(Records of document pages)
▼

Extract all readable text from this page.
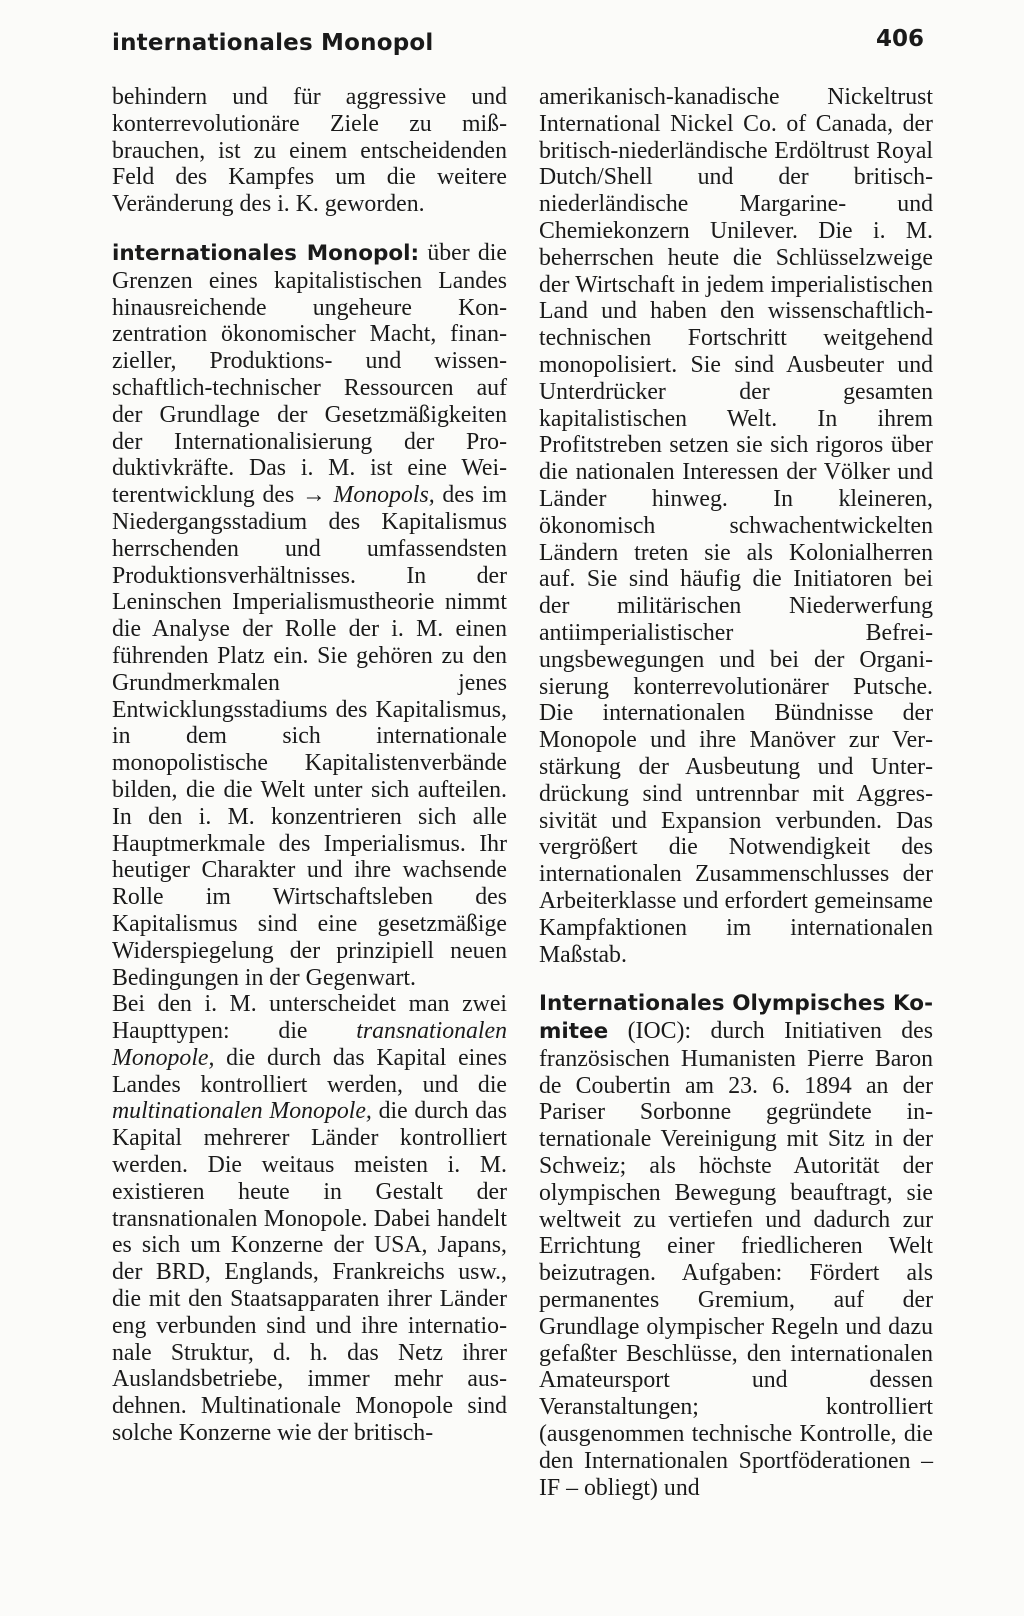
internationales Monopol	406

behindern und für aggressive und konterrevolutionäre Ziele zu mißbrauchen, ist zu einem entscheidenden Feld des Kampfes um die weitere Veränderung des i. K. geworden.

internationales Monopol: über die Grenzen eines kapitalistischen Landes hinausreichende ungeheure Konzentration ökonomischer Macht, finanzieller, Produktions- und wissenschaftlich-technischer Ressourcen auf der Grundlage der Gesetzmäßigkeiten der Internationalisierung der Produktivkräfte. Das i. M. ist eine Weiterentwicklung des → Monopols, des im Niedergangsstadium des Kapitalismus herrschenden und umfassendsten Produktionsverhältnisses. In der Leninschen Imperialismustheorie nimmt die Analyse der Rolle der i. M. einen führenden Platz ein. Sie gehören zu den Grundmerkmalen jenes Entwicklungsstadiums des Kapitalismus, in dem sich internationale monopolistische Kapitalistenverbände bilden, die die Welt unter sich aufteilen. In den i. M. konzentrieren sich alle Hauptmerkmale des Imperialismus. Ihr heutiger Charakter und ihre wachsende Rolle im Wirtschaftsleben des Kapitalismus sind eine gesetzmäßige Widerspiegelung der prinzipiell neuen Bedingungen in der Gegenwart.

Bei den i. M. unterscheidet man zwei Haupttypen: die transnationalen Monopole, die durch das Kapital eines Landes kontrolliert werden, und die multinationalen Monopole, die durch das Kapital mehrerer Länder kontrolliert werden. Die weitaus meisten i. M. existieren heute in Gestalt der transnationalen Monopole. Dabei handelt es sich um Konzerne der USA, Japans, der BRD, Englands, Frankreichs usw., die mit den Staatsapparaten ihrer Länder eng verbunden sind und ihre internationale Struktur, d. h. das Netz ihrer Auslandsbetriebe, immer mehr ausdehnen. Multinationale Monopole sind solche Konzerne wie der britisch-

amerikanisch-kanadische Nickeltrust International Nickel Co. of Canada, der britisch-niederländische Erdöltrust Royal Dutch/Shell und der britisch-niederländische Margarine- und Chemiekonzern Unilever. Die i. M. beherrschen heute die Schlüsselzweige der Wirtschaft in jedem imperialistischen Land und haben den wissenschaftlich-technischen Fortschritt weitgehend monopolisiert. Sie sind Ausbeuter und Unterdrücker der gesamten kapitalistischen Welt. In ihrem Profitstreben setzen sie sich rigoros über die nationalen Interessen der Völker und Länder hinweg. In kleineren, ökonomisch schwachentwickelten Ländern treten sie als Kolonialherren auf. Sie sind häufig die Initiatoren bei der militärischen Niederwerfung antiimperialistischer Befreiungsbewegungen und bei der Organisierung konterrevolutionärer Putsche. Die internationalen Bündnisse der Monopole und ihre Manöver zur Verstärkung der Ausbeutung und Unterdrückung sind untrennbar mit Aggressivität und Expansion verbunden. Das vergrößert die Notwendigkeit des internationalen Zusammenschlusses der Arbeiterklasse und erfordert gemeinsame Kampfaktionen im internationalen Maßstab.

Internationales Olympisches Komitee (IOC): durch Initiativen des französischen Humanisten Pierre Baron de Coubertin am 23. 6. 1894 an der Pariser Sorbonne gegründete internationale Vereinigung mit Sitz in der Schweiz; als höchste Autorität der olympischen Bewegung beauftragt, sie weltweit zu vertiefen und dadurch zur Errichtung einer friedlicheren Welt beizutragen. Aufgaben: Fördert als permanentes Gremium, auf der Grundlage olympischer Regeln und dazu gefaßter Beschlüsse, den internationalen Amateursport und dessen Veranstaltungen; kontrolliert (ausgenommen technische Kontrolle, die den Internationalen Sportföderationen – IF – obliegt) und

▲

**What to produce:** Skipping all images, print the data above a second time exactly.

**Answer to this task:**
Extract all readable text from this page.
internationales Monopol	406

behindern und für aggressive und konterrevolutionäre Ziele zu mißbrauchen, ist zu einem entscheidenden Feld des Kampfes um die weitere Veränderung des i. K. geworden.

internationales Monopol: über die Grenzen eines kapitalistischen Landes hinausreichende ungeheure Konzentration ökonomischer Macht, finanzieller, Produktions- und wissenschaftlich-technischer Ressourcen auf der Grundlage der Gesetzmäßigkeiten der Internationalisierung der Produktivkräfte. Das i. M. ist eine Weiterentwicklung des → Monopols, des im Niedergangsstadium des Kapitalismus herrschenden und umfassendsten Produktionsverhältnisses. In der Leninschen Imperialismustheorie nimmt die Analyse der Rolle der i. M. einen führenden Platz ein. Sie gehören zu den Grundmerkmalen jenes Entwicklungsstadiums des Kapitalismus, in dem sich internationale monopolistische Kapitalistenverbände bilden, die die Welt unter sich aufteilen. In den i. M. konzentrieren sich alle Hauptmerkmale des Imperialismus. Ihr heutiger Charakter und ihre wachsende Rolle im Wirtschaftsleben des Kapitalismus sind eine gesetzmäßige Widerspiegelung der prinzipiell neuen Bedingungen in der Gegenwart.

Bei den i. M. unterscheidet man zwei Haupttypen: die transnationalen Monopole, die durch das Kapital eines Landes kontrolliert werden, und die multinationalen Monopole, die durch das Kapital mehrerer Länder kontrolliert werden. Die weitaus meisten i. M. existieren heute in Gestalt der transnationalen Monopole. Dabei handelt es sich um Konzerne der USA, Japans, der BRD, Englands, Frankreichs usw., die mit den Staatsapparaten ihrer Länder eng verbunden sind und ihre internationale Struktur, d. h. das Netz ihrer Auslandsbetriebe, immer mehr ausdehnen. Multinationale Monopole sind solche Konzerne wie der britisch-

amerikanisch-kanadische Nickeltrust International Nickel Co. of Canada, der britisch-niederländische Erdöltrust Royal Dutch/Shell und der britisch-niederländische Margarine- und Chemiekonzern Unilever. Die i. M. beherrschen heute die Schlüsselzweige der Wirtschaft in jedem imperialistischen Land und haben den wissenschaftlich-technischen Fortschritt weitgehend monopolisiert. Sie sind Ausbeuter und Unterdrücker der gesamten kapitalistischen Welt. In ihrem Profitstreben setzen sie sich rigoros über die nationalen Interessen der Völker und Länder hinweg. In kleineren, ökonomisch schwachentwickelten Ländern treten sie als Kolonialherren auf. Sie sind häufig die Initiatoren bei der militärischen Niederwerfung antiimperialistischer Befreiungsbewegungen und bei der Organisierung konterrevolutionärer Putsche. Die internationalen Bündnisse der Monopole und ihre Manöver zur Verstärkung der Ausbeutung und Unterdrückung sind untrennbar mit Aggressivität und Expansion verbunden. Das vergrößert die Notwendigkeit des internationalen Zusammenschlusses der Arbeiterklasse und erfordert gemeinsame Kampfaktionen im internationalen Maßstab.

Internationales Olympisches Komitee (IOC): durch Initiativen des französischen Humanisten Pierre Baron de Coubertin am 23. 6. 1894 an der Pariser Sorbonne gegründete internationale Vereinigung mit Sitz in der Schweiz; als höchste Autorität der olympischen Bewegung beauftragt, sie weltweit zu vertiefen und dadurch zur Errichtung einer friedlicheren Welt beizutragen. Aufgaben: Fördert als permanentes Gremium, auf der Grundlage olympischer Regeln und dazu gefaßter Beschlüsse, den internationalen Amateursport und dessen Veranstaltungen; kontrolliert (ausgenommen technische Kontrolle, die den Internationalen Sportföderationen – IF – obliegt) und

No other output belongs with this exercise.